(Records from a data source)
_____

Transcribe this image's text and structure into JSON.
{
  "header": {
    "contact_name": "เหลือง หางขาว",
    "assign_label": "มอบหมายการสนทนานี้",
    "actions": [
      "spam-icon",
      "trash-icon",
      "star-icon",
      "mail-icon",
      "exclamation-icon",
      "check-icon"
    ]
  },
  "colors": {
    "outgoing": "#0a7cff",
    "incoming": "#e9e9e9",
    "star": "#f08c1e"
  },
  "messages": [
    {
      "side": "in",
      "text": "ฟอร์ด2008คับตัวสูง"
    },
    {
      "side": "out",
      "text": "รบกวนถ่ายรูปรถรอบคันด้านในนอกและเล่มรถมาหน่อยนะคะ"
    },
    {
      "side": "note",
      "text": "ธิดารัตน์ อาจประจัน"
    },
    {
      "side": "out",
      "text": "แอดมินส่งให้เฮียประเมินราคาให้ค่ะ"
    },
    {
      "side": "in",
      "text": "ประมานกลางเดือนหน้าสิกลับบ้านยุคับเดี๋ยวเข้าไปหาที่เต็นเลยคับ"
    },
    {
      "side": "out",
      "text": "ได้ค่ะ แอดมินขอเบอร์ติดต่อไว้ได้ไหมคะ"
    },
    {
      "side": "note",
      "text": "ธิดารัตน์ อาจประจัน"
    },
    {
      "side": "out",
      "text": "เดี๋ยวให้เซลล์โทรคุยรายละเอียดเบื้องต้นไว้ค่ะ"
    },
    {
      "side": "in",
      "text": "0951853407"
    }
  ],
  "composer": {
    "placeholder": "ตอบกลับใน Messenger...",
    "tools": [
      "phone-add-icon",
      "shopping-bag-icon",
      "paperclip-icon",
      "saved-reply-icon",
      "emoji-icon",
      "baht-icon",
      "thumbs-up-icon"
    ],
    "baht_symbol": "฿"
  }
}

_____

## Exercise description
All of the entries above need to be reproduced exactly.

## Task response
Transcribe this image's text and structure into JSON.
{
  "header": {
    "contact_name": "เหลือง หางขาว",
    "assign_label": "มอบหมายการสนทนานี้",
    "actions": [
      "spam-icon",
      "trash-icon",
      "star-icon",
      "mail-icon",
      "exclamation-icon",
      "check-icon"
    ]
  },
  "colors": {
    "outgoing": "#0a7cff",
    "incoming": "#e9e9e9",
    "star": "#f08c1e"
  },
  "messages": [
    {
      "side": "in",
      "text": "ฟอร์ด2008คับตัวสูง"
    },
    {
      "side": "out",
      "text": "รบกวนถ่ายรูปรถรอบคันด้านในนอกและเล่มรถมาหน่อยนะคะ"
    },
    {
      "side": "note",
      "text": "ธิดารัตน์ อาจประจัน"
    },
    {
      "side": "out",
      "text": "แอดมินส่งให้เฮียประเมินราคาให้ค่ะ"
    },
    {
      "side": "in",
      "text": "ประมานกลางเดือนหน้าสิกลับบ้านยุคับเดี๋ยวเข้าไปหาที่เต็นเลยคับ"
    },
    {
      "side": "out",
      "text": "ได้ค่ะ แอดมินขอเบอร์ติดต่อไว้ได้ไหมคะ"
    },
    {
      "side": "note",
      "text": "ธิดารัตน์ อาจประจัน"
    },
    {
      "side": "out",
      "text": "เดี๋ยวให้เซลล์โทรคุยรายละเอียดเบื้องต้นไว้ค่ะ"
    },
    {
      "side": "in",
      "text": "0951853407"
    }
  ],
  "composer": {
    "placeholder": "ตอบกลับใน Messenger...",
    "tools": [
      "phone-add-icon",
      "shopping-bag-icon",
      "paperclip-icon",
      "saved-reply-icon",
      "emoji-icon",
      "baht-icon",
      "thumbs-up-icon"
    ],
    "baht_symbol": "฿"
  }
}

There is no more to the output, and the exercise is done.